**Work instructions:** How many lines in the entries below contain "search"? Answer with the number only.

--- START Working data ---

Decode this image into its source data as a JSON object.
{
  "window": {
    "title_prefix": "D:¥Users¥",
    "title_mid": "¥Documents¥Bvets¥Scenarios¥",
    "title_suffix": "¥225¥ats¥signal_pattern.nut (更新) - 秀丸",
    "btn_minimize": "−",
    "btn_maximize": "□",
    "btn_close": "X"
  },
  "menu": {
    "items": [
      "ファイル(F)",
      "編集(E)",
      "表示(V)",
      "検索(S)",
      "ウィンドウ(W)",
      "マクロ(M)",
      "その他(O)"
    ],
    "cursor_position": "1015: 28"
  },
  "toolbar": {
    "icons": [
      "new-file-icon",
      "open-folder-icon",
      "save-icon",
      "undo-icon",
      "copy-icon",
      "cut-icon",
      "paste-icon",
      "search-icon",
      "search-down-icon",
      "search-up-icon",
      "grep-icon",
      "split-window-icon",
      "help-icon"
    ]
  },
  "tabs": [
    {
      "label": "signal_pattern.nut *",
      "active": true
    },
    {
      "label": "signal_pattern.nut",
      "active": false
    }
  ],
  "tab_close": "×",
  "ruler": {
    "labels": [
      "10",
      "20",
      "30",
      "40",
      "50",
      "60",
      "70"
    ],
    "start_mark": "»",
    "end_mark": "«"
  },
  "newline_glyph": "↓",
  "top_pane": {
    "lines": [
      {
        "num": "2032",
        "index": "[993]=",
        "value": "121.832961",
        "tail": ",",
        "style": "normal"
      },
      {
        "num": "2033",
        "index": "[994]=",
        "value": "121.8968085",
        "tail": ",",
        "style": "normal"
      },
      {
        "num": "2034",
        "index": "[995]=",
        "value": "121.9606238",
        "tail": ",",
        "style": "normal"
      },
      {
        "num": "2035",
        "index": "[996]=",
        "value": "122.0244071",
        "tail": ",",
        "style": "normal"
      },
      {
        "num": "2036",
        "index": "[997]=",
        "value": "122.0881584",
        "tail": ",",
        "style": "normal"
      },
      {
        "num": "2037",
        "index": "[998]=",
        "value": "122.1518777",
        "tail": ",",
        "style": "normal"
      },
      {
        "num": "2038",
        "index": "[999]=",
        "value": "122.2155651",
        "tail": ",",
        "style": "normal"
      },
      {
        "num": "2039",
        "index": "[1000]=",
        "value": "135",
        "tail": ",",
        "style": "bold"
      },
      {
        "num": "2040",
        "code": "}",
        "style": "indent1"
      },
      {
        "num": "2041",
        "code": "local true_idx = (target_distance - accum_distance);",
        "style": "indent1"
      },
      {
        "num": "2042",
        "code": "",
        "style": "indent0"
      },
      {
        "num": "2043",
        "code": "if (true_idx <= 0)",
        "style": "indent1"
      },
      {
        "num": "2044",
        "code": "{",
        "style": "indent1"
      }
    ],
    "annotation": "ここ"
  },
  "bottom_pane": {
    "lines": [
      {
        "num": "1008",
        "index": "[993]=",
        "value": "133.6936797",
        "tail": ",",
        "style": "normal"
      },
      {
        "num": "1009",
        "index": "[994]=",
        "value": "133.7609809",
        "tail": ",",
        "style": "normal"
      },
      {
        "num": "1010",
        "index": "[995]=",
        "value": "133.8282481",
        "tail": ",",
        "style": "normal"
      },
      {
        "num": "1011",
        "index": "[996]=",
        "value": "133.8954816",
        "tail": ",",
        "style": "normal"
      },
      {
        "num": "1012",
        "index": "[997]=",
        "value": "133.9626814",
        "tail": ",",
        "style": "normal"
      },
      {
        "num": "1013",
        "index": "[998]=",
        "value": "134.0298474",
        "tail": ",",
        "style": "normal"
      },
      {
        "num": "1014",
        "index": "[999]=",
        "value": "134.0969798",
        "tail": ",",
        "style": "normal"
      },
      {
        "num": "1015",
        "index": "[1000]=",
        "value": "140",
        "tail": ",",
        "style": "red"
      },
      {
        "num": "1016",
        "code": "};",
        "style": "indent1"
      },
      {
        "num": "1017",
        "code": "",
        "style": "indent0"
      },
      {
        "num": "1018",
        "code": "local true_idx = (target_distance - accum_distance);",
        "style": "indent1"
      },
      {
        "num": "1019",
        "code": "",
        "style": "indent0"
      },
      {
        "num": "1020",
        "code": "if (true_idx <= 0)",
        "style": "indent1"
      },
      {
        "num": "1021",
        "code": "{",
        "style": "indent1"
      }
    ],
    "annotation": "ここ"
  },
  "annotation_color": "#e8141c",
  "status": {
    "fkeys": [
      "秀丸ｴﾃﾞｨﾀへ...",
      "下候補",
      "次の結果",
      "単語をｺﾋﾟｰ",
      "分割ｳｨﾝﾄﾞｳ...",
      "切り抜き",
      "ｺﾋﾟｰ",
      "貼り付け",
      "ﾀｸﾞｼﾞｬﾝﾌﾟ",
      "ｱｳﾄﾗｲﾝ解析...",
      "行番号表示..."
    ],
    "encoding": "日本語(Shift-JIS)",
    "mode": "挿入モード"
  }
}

--- END Working data ---

**Exercise response:** 3